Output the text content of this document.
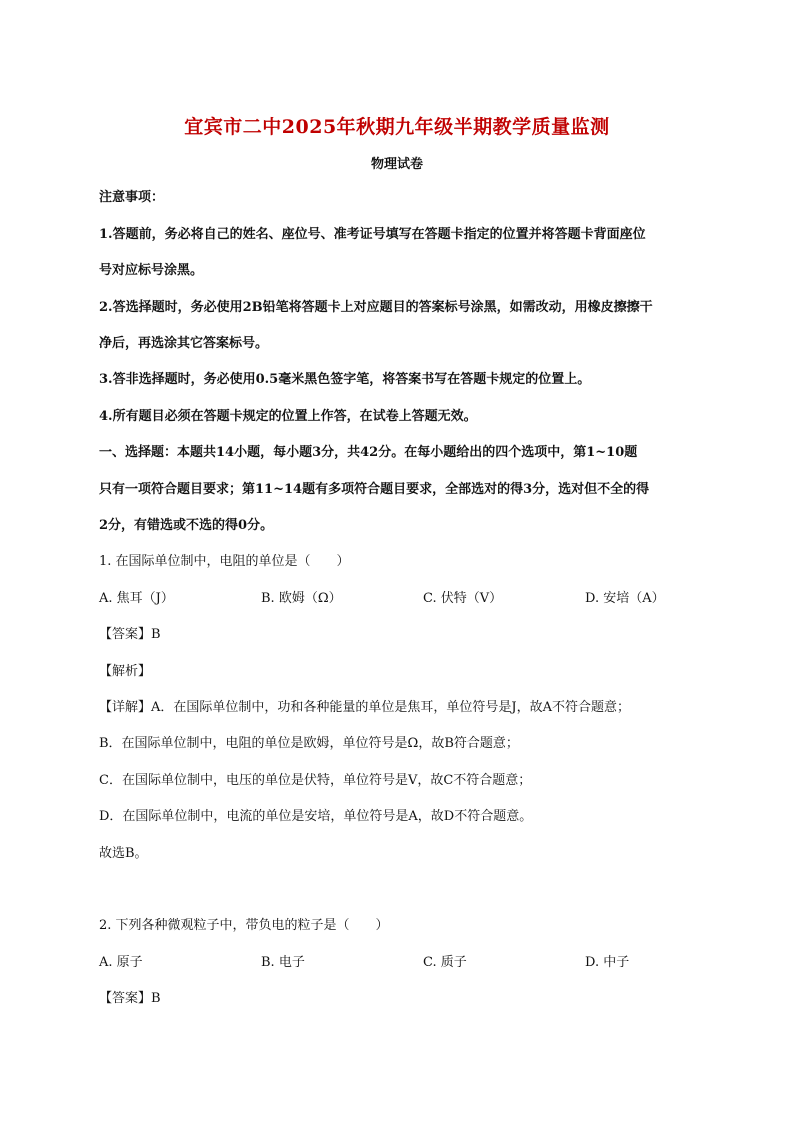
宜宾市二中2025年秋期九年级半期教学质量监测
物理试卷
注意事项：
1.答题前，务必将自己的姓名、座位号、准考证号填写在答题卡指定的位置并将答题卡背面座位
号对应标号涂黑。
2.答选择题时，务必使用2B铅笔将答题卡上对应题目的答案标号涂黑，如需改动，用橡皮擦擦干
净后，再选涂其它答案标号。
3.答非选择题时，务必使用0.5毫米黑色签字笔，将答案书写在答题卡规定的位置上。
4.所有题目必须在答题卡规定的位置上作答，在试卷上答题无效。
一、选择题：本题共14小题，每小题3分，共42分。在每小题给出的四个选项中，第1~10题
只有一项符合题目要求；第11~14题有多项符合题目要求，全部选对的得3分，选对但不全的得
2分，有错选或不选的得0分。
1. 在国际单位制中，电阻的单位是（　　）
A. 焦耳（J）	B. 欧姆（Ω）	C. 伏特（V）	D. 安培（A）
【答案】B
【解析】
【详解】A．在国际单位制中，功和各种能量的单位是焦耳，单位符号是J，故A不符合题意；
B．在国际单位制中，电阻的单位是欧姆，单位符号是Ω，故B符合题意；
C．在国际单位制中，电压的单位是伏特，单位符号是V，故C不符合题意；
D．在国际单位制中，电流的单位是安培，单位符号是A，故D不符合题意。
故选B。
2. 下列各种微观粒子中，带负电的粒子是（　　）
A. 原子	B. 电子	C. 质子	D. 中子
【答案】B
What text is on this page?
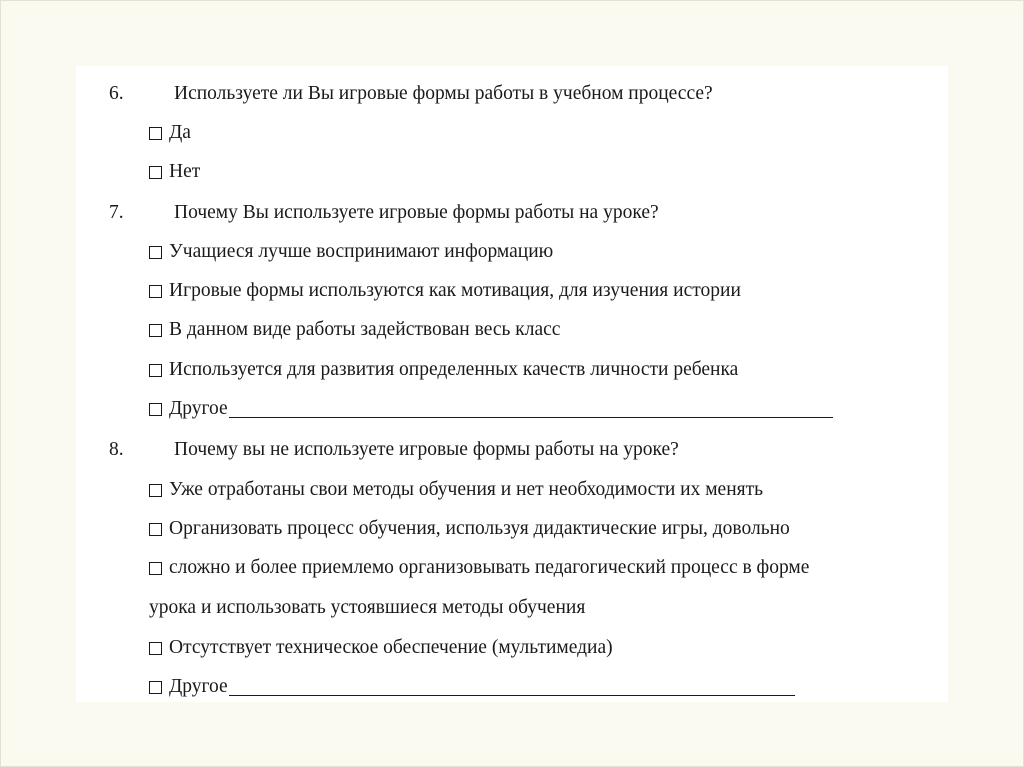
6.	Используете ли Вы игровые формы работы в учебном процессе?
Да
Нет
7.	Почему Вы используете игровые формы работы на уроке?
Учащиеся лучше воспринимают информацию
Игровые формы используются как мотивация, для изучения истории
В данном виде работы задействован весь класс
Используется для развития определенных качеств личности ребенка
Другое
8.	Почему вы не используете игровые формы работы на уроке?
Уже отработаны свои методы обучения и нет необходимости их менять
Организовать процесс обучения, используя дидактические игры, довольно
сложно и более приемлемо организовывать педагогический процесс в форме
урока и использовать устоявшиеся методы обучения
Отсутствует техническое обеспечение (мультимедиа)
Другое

TO BE DONE: Return each line among the entries that holds the word "this".

EXPECTED ANSWER:
Output the text content of this document.
What text is on this page?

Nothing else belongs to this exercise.